### Task directions
Find each line holding the word "this" and give the number of such lines, nothing else.

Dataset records
##########
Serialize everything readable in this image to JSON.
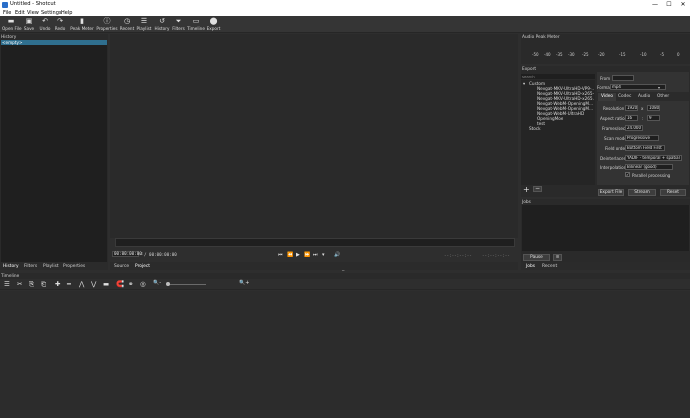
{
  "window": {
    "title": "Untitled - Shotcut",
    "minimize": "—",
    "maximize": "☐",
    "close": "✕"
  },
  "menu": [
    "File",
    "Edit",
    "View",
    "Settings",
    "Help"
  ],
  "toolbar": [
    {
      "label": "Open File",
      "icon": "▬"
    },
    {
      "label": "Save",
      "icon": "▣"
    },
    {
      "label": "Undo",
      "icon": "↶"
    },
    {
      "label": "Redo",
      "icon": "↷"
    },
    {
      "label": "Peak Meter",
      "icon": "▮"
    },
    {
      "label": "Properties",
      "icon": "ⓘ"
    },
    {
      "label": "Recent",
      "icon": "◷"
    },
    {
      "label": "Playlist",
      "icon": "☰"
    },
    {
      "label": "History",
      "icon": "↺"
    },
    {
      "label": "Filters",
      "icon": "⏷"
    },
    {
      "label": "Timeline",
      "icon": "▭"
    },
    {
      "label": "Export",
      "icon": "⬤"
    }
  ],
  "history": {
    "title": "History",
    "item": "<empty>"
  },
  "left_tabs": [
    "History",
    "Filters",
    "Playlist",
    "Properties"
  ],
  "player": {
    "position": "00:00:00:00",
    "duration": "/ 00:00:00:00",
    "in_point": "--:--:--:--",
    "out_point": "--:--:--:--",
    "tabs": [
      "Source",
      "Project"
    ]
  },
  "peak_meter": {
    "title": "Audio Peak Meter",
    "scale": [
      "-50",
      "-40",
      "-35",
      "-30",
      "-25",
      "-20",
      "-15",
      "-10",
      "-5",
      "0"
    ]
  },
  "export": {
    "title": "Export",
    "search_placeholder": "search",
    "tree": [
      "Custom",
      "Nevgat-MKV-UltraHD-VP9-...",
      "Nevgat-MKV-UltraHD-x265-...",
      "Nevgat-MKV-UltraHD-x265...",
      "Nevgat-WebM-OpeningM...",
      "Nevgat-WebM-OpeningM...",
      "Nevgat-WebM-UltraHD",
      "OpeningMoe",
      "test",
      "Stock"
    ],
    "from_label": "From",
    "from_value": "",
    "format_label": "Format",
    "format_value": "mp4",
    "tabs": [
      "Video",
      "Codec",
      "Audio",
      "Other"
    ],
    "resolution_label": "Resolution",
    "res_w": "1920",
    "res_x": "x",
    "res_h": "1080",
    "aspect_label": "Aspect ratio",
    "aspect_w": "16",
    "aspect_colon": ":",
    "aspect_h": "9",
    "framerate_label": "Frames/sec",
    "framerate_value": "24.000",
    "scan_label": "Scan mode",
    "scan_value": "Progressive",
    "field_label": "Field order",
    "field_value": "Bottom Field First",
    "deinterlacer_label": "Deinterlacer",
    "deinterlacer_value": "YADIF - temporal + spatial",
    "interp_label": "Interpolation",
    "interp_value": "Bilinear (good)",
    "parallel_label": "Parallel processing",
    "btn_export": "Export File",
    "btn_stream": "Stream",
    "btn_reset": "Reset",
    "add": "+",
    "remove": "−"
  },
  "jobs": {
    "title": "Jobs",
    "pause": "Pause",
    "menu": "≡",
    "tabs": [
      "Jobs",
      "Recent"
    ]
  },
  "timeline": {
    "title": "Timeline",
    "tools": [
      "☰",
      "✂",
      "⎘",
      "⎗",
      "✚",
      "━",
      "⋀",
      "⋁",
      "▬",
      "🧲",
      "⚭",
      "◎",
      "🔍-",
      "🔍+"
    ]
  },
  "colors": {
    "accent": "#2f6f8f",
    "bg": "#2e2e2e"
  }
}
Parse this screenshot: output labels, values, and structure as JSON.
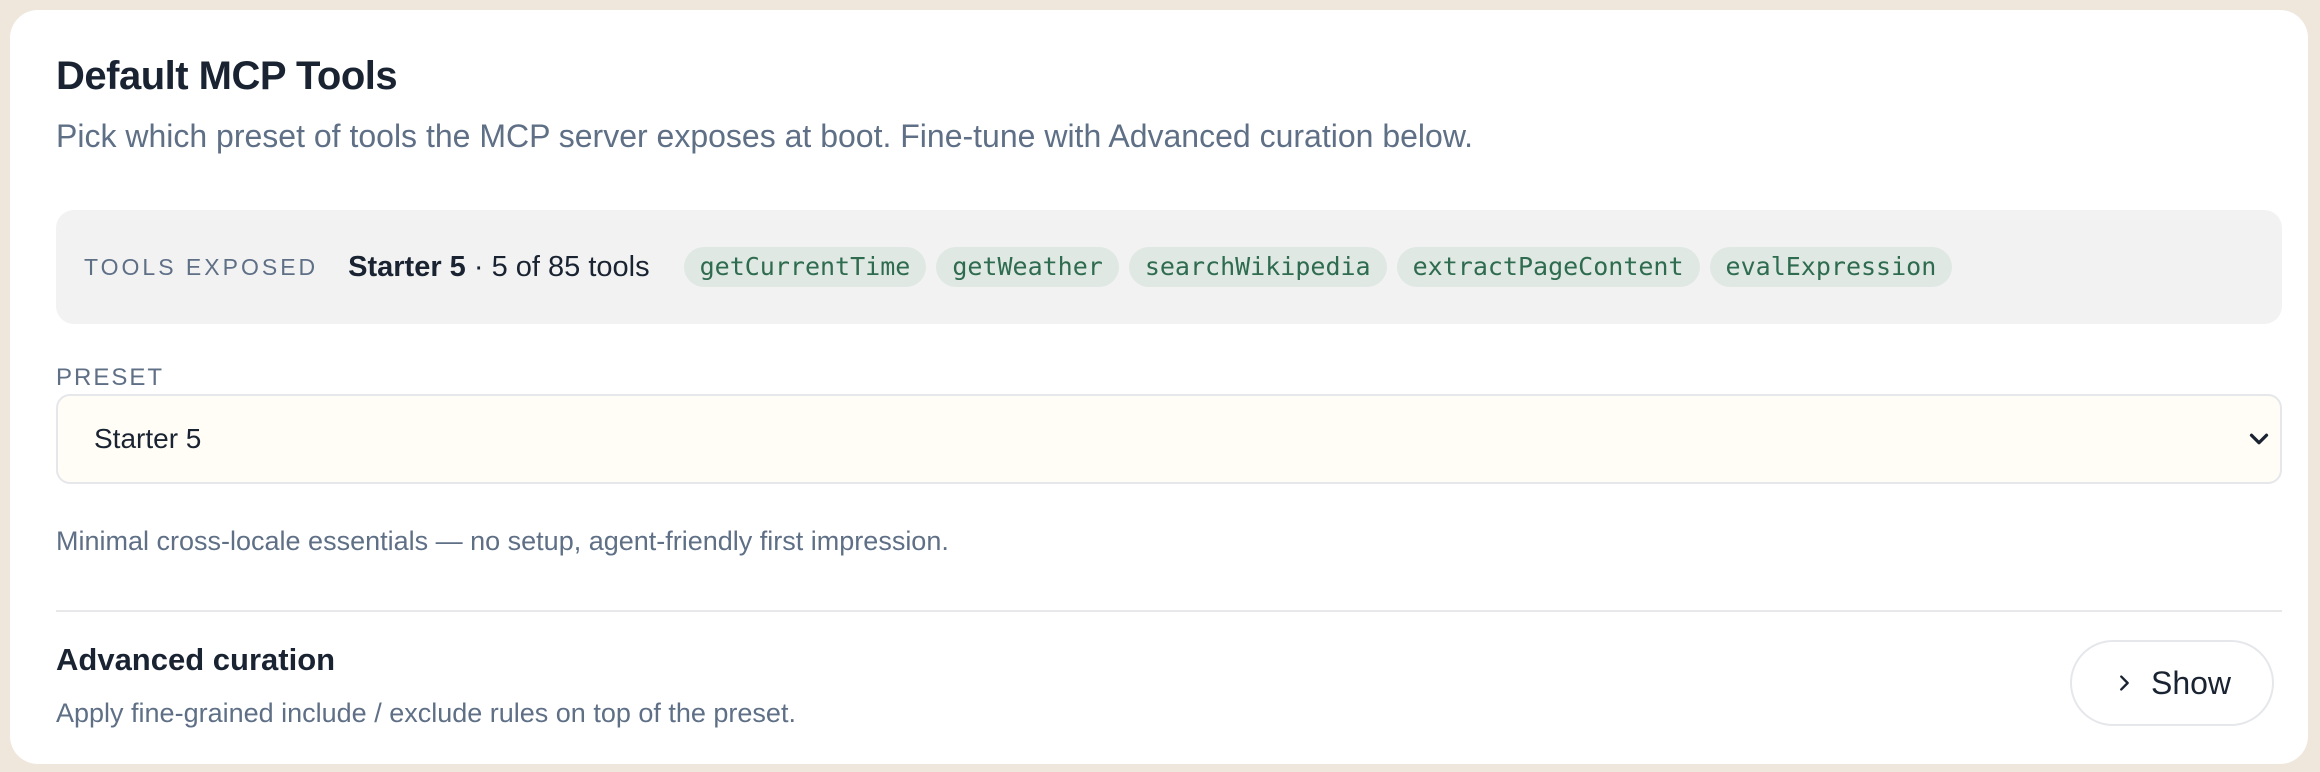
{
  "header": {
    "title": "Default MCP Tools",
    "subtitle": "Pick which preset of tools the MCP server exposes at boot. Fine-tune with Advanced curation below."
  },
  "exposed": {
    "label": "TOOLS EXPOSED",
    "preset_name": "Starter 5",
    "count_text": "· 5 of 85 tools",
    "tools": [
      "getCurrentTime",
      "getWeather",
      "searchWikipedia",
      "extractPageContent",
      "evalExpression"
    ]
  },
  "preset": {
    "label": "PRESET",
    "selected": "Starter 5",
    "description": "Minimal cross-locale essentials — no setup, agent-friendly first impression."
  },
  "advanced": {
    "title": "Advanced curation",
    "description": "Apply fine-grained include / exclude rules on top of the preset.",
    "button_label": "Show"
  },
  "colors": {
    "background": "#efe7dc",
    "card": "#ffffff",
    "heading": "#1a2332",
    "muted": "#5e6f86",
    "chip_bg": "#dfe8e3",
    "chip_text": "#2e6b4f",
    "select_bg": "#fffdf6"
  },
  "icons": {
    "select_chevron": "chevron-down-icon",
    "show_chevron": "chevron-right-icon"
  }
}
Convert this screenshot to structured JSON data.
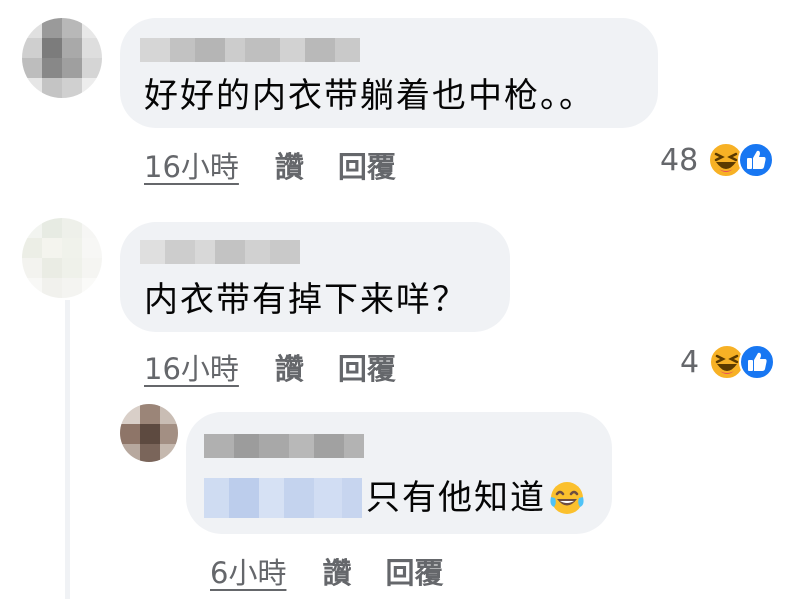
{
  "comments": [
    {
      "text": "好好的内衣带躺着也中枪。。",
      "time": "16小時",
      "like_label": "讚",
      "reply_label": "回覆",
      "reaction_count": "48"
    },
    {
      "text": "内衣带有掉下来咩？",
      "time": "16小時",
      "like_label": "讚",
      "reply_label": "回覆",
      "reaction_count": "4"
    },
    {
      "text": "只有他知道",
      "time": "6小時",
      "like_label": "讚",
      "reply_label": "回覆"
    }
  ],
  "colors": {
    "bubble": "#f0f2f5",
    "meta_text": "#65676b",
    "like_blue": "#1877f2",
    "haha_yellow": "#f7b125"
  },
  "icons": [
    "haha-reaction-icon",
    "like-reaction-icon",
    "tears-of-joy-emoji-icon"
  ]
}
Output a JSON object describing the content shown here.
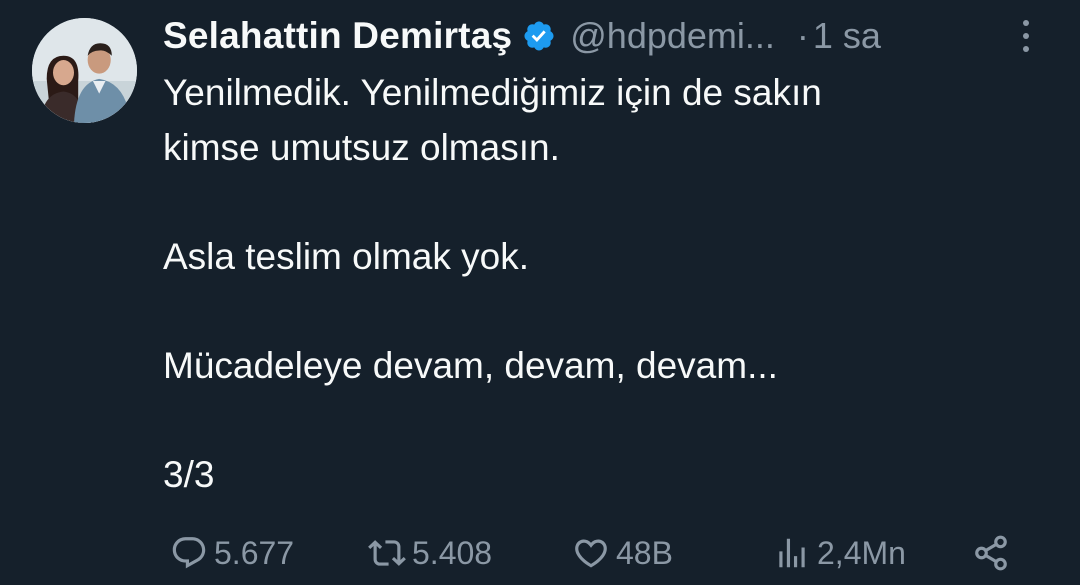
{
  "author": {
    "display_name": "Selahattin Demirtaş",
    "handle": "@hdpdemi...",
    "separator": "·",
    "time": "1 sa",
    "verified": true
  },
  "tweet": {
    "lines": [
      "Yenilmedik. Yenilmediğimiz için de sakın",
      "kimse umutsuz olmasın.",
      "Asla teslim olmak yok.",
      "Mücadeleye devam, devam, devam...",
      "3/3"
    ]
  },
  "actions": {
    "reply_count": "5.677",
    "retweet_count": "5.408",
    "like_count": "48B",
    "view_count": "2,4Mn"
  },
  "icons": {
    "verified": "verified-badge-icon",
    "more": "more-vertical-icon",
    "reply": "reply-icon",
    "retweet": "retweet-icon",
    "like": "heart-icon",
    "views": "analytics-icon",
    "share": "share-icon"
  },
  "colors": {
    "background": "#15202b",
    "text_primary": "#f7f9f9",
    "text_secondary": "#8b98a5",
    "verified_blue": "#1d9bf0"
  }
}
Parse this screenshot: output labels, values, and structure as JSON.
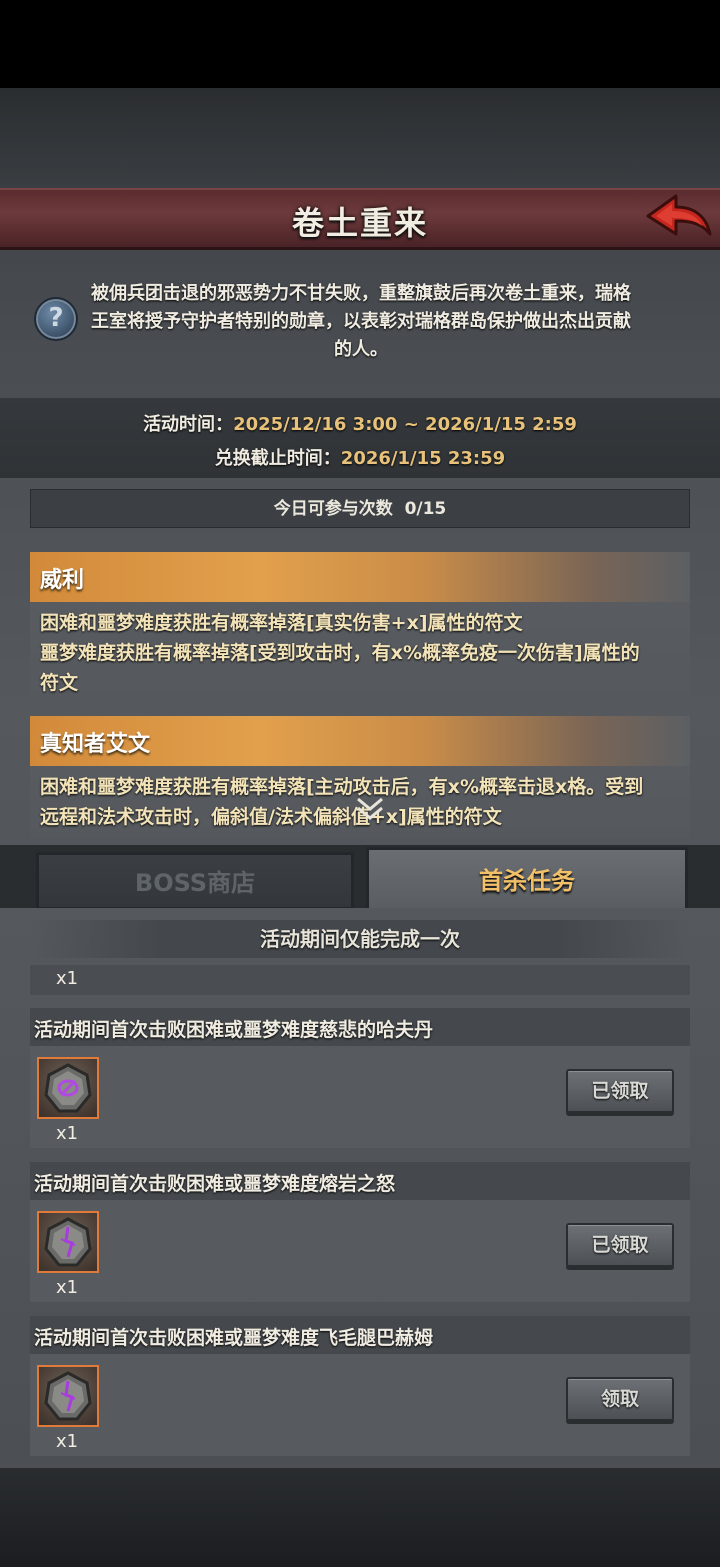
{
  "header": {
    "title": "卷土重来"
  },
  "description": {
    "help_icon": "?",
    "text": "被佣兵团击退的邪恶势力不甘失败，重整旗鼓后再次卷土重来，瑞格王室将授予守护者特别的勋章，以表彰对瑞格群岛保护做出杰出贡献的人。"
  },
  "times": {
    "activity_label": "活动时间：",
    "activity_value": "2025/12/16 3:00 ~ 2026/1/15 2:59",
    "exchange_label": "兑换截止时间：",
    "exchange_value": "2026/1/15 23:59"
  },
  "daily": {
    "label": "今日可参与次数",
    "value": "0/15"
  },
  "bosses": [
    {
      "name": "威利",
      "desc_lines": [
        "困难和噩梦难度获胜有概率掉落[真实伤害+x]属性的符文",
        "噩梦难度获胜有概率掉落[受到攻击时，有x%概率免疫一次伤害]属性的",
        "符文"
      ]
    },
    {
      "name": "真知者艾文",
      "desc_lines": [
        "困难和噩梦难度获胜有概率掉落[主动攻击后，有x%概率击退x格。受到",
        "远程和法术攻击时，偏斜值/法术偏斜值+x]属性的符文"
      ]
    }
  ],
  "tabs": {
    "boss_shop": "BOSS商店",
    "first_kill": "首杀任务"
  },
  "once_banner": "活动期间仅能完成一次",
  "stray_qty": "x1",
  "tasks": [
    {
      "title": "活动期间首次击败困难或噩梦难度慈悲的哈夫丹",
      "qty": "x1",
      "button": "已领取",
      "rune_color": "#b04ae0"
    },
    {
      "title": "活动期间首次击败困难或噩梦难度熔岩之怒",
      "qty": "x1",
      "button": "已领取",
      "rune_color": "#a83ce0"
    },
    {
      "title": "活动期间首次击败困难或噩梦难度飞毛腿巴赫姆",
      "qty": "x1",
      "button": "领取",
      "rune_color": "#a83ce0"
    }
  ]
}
##########
### Correct result
4